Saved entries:
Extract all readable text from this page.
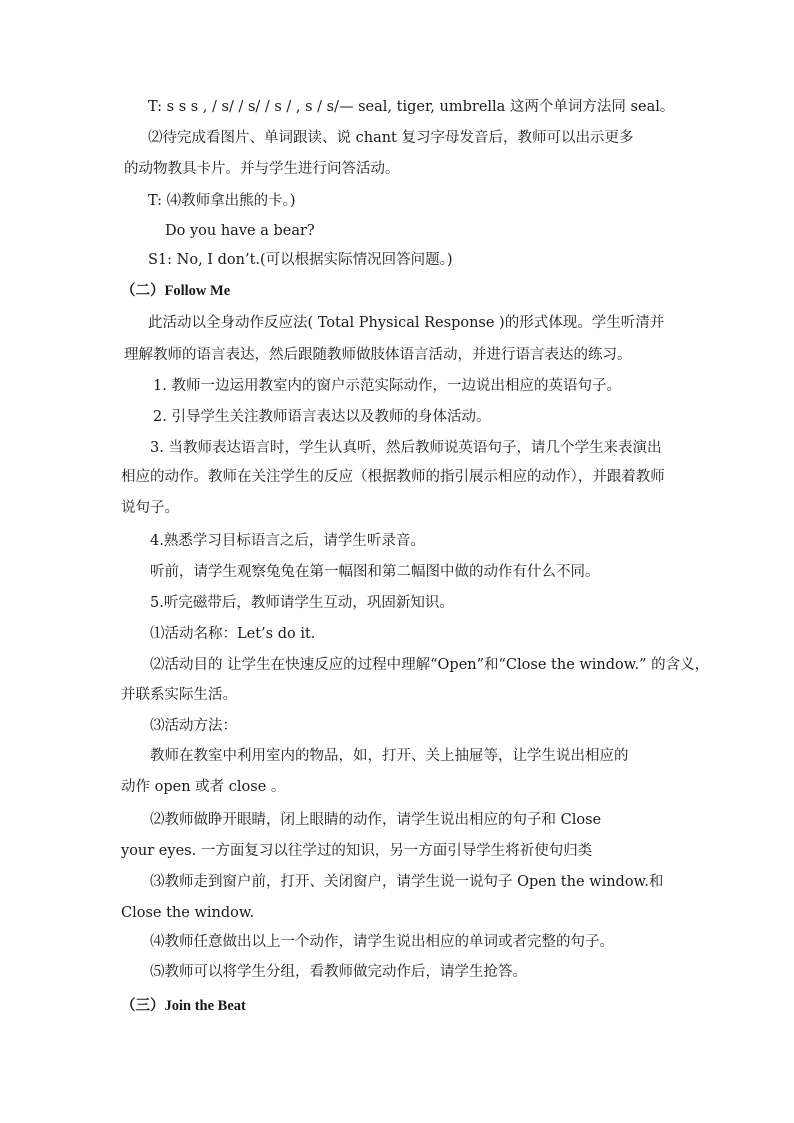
T: s s s , / s/ / s/ / s / , s / s/— seal, tiger, umbrella 这两个单词方法同 seal。
⑵待完成看图片、单词跟读、说 chant 复习字母发音后，教师可以出示更多
的动物教具卡片。并与学生进行问答活动。
T: ⑷教师拿出熊的卡。)
Do you have a bear?
S1: No, I don’t.(可以根据实际情况回答问题。)
（二）Follow Me
此活动以全身动作反应法( Total Physical Response )的形式体现。学生听清并
理解教师的语言表达，然后跟随教师做肢体语言活动，并进行语言表达的练习。
1. 教师一边运用教室内的窗户示范实际动作，一边说出相应的英语句子。
2. 引导学生关注教师语言表达以及教师的身体活动。
3. 当教师表达语言时，学生认真听，然后教师说英语句子，请几个学生来表演出
相应的动作。教师在关注学生的反应（根据教师的指引展示相应的动作），并跟着教师
说句子。
4.熟悉学习目标语言之后，请学生听录音。
听前，请学生观察兔兔在第一幅图和第二幅图中做的动作有什么不同。
5.听完磁带后，教师请学生互动，巩固新知识。
⑴活动名称：Let’s do it.
⑵活动目的 让学生在快速反应的过程中理解“Open”和“Close the window.” 的含义，
并联系实际生活。
⑶活动方法：
教师在教室中利用室内的物品，如，打开、关上抽屉等，让学生说出相应的
动作 open 或者 close 。
⑵教师做睁开眼睛，闭上眼睛的动作，请学生说出相应的句子和 Close
your eyes. 一方面复习以往学过的知识，另一方面引导学生将祈使句归类
⑶教师走到窗户前，打开、关闭窗户，请学生说一说句子 Open the window.和
Close the window.
⑷教师任意做出以上一个动作，请学生说出相应的单词或者完整的句子。
⑸教师可以将学生分组，看教师做完动作后，请学生抢答。
（三）Join the Beat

Task objective:
Pick out every line above that holds the word "window" and copy it.

The answer:
⑵活动目的 让学生在快速反应的过程中理解“Open”和“Close the window.” 的含义，
⑶教师走到窗户前，打开、关闭窗户，请学生说一说句子 Open the window.和
Close the window.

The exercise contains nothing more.